Description of the task
Return all lines in the material below that contain "passord".

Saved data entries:
-=-=-
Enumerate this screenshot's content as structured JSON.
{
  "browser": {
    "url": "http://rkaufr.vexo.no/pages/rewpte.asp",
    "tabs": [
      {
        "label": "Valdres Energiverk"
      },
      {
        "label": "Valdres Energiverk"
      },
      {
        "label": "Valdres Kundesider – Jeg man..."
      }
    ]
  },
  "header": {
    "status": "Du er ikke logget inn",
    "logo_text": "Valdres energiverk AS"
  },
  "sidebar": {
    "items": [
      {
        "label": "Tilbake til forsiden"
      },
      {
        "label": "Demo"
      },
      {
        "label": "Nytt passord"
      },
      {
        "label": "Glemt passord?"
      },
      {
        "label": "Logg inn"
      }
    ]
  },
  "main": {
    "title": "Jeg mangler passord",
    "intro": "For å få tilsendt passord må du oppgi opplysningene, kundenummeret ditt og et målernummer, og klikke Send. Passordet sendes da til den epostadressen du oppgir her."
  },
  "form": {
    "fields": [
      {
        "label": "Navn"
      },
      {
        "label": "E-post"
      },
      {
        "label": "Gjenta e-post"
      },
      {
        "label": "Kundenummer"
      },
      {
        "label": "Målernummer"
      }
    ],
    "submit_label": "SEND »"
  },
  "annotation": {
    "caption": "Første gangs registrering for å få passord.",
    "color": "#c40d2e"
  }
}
-=-=-
Task solution
        "label": "Nytt passord"
        "label": "Glemt passord?"
    "title": "Jeg mangler passord",
    "intro": "For å få tilsendt passord må du oppgi opplysningene, kundenummeret ditt og et målernummer, og klikke Send. Passordet sendes da til den epostadressen du oppgir her."
    "caption": "Første gangs registrering for å få passord.",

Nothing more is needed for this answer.